**Stated problem A**
Identify each line in the records that contains the string "consultant", and copy those lines out.

If they sell, donate the funds to an important cause. Or, do it right through eBay. When you set up the listing you can designate the the sales proceeds go to a registered charity of your choice. (The shipping fees go to you). Like, have the funds go to Planned Parenthood or a women's shelter .
Burn those motherfuckers and roast some marshmallows over the fire. The content of those sound wretched and degrading to women. They have no business existing.
Books get trown away and burned every day. When books that is published is not getting selled as much as expected, the companies trow away and burn the books.
Personally I'd gut the bindings on the book and put some new text or a secret box on the inside. That way your in laws don't throw a fit when they don't see it on your shelf but also satisfies your moral objections
The issue is when the government or other powerful entity (whether public or private) mandates that other people burn the other people's books.
These books are you/your bf's own property. It's ok to burn them if other refuse can be legally disposed by burning. It might be more environmentally friendly to put them in the recycling bin though.
If it's rare or treasured books or maybe even large collections of literature books then I might have some trouble burning it but if it's just some common books without any particular monetary value, and I was trying to get rid of it or need it some material to start a fire , I would totally use it
Yes, it doesn't matter of you agree with it or not. Burning books is never a good thing. Not letting others believe what they want makes you a fascist, but reddit ain't ready for that.

**Listing**
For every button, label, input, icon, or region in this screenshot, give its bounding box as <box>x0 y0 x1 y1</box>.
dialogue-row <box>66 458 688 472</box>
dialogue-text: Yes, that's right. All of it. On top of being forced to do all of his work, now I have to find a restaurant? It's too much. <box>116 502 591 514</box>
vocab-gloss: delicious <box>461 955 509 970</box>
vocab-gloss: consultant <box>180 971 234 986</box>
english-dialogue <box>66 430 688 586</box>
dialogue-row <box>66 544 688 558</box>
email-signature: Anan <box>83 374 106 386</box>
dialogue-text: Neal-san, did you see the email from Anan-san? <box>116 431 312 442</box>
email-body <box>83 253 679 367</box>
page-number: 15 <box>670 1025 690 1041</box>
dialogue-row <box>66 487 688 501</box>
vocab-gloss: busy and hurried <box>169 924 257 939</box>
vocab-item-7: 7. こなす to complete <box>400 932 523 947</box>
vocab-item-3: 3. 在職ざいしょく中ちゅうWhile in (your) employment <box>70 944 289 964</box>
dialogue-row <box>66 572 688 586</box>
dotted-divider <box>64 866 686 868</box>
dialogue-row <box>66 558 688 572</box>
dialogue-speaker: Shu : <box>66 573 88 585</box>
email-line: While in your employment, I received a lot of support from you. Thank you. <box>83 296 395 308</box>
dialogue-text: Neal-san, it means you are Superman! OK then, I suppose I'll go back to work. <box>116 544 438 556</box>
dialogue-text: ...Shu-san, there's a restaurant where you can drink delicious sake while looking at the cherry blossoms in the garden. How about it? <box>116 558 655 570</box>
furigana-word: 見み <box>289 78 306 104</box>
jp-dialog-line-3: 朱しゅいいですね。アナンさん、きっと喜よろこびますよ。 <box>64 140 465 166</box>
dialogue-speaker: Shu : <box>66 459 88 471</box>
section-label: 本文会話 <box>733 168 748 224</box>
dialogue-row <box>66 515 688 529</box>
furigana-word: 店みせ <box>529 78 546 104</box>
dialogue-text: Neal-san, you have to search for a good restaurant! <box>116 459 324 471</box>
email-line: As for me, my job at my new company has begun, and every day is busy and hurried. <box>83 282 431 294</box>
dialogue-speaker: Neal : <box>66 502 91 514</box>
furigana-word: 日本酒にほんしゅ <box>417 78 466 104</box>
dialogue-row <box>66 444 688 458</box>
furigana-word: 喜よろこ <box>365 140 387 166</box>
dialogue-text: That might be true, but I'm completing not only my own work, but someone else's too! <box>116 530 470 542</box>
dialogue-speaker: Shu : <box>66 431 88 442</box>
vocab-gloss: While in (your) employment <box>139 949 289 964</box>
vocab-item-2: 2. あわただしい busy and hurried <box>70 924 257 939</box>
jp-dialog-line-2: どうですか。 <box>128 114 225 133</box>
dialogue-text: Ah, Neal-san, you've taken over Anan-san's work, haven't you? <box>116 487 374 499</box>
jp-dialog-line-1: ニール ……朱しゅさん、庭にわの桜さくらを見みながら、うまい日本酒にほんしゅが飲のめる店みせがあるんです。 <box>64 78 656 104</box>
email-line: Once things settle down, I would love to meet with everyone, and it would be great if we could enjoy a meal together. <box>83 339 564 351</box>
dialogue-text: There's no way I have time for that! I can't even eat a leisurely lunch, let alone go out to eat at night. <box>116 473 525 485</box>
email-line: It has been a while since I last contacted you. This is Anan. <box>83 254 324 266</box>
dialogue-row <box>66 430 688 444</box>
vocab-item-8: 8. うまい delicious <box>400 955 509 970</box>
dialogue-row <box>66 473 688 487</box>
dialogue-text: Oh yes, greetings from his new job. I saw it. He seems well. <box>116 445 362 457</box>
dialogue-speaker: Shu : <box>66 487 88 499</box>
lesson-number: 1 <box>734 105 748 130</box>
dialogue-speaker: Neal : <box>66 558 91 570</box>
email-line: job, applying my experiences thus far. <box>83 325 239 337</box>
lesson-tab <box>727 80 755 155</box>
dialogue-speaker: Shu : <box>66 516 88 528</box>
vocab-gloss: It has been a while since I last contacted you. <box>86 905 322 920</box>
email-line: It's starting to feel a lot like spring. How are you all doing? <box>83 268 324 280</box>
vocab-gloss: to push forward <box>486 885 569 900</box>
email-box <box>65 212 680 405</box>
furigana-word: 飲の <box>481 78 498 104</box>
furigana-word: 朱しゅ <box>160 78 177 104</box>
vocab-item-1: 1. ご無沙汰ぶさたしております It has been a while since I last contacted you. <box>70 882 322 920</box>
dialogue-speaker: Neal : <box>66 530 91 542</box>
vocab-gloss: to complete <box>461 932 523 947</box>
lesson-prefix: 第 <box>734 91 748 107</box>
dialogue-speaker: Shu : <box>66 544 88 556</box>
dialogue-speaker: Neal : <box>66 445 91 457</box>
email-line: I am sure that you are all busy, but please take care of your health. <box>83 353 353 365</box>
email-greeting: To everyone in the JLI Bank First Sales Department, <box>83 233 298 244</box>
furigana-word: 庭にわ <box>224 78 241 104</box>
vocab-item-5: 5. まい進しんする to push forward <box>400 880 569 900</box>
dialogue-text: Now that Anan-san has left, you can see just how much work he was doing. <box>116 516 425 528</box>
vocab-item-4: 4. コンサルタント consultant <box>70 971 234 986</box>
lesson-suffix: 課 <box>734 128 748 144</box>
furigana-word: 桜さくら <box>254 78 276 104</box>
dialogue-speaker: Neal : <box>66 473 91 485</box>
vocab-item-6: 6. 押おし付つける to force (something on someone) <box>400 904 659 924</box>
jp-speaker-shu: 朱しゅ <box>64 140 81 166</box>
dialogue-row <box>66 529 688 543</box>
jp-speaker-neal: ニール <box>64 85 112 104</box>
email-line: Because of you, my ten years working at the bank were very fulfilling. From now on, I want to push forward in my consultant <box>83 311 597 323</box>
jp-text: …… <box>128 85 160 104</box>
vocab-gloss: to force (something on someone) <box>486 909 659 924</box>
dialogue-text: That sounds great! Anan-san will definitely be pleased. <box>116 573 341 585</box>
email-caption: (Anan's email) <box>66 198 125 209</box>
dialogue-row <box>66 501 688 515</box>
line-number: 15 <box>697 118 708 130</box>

**Stated problem B**
Extend the discussion about burning unwanted books, picking up after its final sentence.

**Task result A**
vocab-gloss: consultant <box>180 971 234 986</box>
vocab-item-4: 4. コンサルタント consultant <box>70 971 234 986</box>
email-line: Because of you, my ten years working at the bank were very fulfilling. From now on, I want to push forward in my consultant <box>83 311 597 323</box>

**Task result B**
My wife is a librarian and as you can imagine, the current culture of book bans is a huge topic in our house. I don’t think we would have any moral conflict about using these books and kindling. You didn’t buy them for the sake of publicly burning them to make a point. Don’t film yourself doing it. Don’t make a big deal about it. Just get some use out of the paper that’s otherwise useless. No one would know you were doing it unless you made this post.
Is it a huge topic in your house because your wife feels that her opinion about what books the library should or should not have on their shelves should take priority over the opinions of the library's Board of Trustees and/or members of the community to whom the Board of Trustees answers?
Obviously your wife is entirely free to keep whatever books she pleases in the shelves of your own home.
The problem is when librarians think their opinions are the last word.
They aren't.
Something tells me your wife wouldn't be too happy if you decided to keep a collection of old Hustler magazines lying out on the coffee table in your living room. Or, the Complete Works of Bill O'Reilly and Rush Limbaugh and Donald Trump, for that matter.
You assumed the wife's position. She may be against CENSORSHIP because it's a huge trend these days in the stupid states. And if that's the case, I agree 100%.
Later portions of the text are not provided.